-- Start of Data --

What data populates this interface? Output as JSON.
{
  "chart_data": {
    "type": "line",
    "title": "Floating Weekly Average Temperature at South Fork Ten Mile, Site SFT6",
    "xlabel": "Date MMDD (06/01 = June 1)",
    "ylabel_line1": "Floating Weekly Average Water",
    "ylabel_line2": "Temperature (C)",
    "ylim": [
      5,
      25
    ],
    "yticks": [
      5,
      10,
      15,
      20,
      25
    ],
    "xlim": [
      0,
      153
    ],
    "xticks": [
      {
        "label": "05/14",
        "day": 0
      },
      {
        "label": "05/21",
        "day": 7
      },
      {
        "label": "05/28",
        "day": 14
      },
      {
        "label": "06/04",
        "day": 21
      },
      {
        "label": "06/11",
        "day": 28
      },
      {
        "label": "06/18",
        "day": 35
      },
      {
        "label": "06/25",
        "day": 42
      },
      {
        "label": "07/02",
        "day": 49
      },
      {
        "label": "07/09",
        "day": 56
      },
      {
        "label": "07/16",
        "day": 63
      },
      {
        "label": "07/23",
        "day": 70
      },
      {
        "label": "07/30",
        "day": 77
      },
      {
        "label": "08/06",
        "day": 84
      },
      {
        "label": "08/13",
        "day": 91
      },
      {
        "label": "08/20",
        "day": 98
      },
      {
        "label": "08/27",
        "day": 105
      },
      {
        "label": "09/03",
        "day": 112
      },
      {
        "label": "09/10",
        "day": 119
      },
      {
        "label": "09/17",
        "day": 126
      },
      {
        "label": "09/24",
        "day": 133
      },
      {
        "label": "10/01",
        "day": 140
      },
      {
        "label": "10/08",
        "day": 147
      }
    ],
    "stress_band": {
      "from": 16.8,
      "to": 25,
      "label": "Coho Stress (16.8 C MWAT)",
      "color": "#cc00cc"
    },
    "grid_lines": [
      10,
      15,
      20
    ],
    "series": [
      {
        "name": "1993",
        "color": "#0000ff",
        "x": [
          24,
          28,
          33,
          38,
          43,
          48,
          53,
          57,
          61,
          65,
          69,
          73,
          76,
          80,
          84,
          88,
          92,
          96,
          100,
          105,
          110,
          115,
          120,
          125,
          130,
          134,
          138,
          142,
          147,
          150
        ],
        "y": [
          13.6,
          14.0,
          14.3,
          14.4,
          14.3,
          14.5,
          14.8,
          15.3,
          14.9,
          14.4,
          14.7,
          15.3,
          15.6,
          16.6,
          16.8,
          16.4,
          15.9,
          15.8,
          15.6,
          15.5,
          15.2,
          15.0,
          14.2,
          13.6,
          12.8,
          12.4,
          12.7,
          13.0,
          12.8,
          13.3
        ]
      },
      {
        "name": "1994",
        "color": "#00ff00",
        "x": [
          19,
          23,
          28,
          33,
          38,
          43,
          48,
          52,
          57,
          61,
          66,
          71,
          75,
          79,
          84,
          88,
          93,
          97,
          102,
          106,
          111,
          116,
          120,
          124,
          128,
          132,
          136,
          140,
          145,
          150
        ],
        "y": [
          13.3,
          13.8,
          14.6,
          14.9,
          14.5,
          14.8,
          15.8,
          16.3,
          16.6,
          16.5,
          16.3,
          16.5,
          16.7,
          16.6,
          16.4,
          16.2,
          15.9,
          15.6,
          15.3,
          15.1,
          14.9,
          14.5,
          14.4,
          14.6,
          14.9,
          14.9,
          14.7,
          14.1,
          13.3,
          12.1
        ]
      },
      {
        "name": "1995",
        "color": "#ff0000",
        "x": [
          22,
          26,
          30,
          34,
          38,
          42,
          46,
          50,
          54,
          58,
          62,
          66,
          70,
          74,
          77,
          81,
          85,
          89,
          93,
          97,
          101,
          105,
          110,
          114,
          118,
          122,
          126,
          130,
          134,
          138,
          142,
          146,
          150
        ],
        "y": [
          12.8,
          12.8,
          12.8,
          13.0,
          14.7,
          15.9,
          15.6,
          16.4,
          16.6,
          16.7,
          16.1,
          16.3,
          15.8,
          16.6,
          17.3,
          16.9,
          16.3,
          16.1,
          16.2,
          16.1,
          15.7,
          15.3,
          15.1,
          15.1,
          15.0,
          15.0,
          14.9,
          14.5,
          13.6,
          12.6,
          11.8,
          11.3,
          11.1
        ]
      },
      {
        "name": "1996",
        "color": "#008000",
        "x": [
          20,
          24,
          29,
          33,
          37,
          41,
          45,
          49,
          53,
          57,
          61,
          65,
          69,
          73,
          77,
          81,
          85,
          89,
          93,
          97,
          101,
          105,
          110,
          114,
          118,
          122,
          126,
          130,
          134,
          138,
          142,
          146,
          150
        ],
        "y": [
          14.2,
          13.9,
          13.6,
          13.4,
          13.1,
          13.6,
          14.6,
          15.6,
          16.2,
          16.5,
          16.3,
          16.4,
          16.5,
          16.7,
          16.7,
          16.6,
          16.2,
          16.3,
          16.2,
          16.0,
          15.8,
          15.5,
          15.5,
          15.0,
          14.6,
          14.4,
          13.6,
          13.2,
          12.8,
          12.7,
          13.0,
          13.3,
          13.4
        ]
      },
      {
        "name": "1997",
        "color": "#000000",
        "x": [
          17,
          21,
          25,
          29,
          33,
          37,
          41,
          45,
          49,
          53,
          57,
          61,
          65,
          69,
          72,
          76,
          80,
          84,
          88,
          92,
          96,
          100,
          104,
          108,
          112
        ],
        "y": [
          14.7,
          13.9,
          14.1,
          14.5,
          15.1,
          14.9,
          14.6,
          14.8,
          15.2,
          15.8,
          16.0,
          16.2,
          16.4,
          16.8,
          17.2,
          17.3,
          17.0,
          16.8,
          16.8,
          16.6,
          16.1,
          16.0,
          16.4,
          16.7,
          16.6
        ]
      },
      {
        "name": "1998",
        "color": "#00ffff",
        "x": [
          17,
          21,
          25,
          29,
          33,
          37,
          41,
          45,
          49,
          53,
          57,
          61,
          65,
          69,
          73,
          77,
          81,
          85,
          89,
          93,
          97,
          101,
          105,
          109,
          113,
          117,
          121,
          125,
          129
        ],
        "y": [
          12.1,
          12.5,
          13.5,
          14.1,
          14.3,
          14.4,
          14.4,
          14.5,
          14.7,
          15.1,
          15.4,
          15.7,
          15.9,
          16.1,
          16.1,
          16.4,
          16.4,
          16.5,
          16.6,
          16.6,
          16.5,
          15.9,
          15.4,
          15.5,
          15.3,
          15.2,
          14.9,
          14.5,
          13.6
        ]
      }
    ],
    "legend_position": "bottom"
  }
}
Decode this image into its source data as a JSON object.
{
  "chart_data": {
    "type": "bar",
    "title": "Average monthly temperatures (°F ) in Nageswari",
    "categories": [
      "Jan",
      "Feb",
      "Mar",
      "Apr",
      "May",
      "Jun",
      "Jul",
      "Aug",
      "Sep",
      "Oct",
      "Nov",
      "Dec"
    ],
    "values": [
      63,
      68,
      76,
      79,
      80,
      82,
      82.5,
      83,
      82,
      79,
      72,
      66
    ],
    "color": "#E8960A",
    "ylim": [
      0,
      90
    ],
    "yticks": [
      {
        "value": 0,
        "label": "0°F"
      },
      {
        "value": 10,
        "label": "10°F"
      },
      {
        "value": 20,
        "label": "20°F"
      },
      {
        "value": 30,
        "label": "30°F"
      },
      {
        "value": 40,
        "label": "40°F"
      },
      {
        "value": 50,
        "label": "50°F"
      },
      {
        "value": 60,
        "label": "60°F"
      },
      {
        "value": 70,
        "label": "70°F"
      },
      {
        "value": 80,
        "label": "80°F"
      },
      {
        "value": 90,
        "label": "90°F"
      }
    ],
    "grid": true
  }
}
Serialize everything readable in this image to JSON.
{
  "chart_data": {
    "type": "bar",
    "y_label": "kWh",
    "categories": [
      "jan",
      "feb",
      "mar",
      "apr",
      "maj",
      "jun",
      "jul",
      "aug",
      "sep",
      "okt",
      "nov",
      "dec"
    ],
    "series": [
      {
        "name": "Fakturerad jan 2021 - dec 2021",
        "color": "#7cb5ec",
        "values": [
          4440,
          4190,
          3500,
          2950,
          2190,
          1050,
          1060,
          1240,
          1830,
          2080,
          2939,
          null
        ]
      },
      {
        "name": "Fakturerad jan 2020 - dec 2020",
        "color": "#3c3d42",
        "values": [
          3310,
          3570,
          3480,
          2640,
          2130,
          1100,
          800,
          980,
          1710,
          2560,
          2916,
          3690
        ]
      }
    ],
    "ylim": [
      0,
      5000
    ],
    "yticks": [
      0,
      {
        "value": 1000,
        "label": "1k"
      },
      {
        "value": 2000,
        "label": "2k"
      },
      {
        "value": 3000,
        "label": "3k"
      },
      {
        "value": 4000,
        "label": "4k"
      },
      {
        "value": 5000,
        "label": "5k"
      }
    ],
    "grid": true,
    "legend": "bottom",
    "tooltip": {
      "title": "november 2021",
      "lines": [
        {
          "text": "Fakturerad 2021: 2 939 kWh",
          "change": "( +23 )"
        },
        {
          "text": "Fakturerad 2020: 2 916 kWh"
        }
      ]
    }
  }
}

-- End of Data --

Go through the material above and count the lines that contain "Average"; give that number alone.

3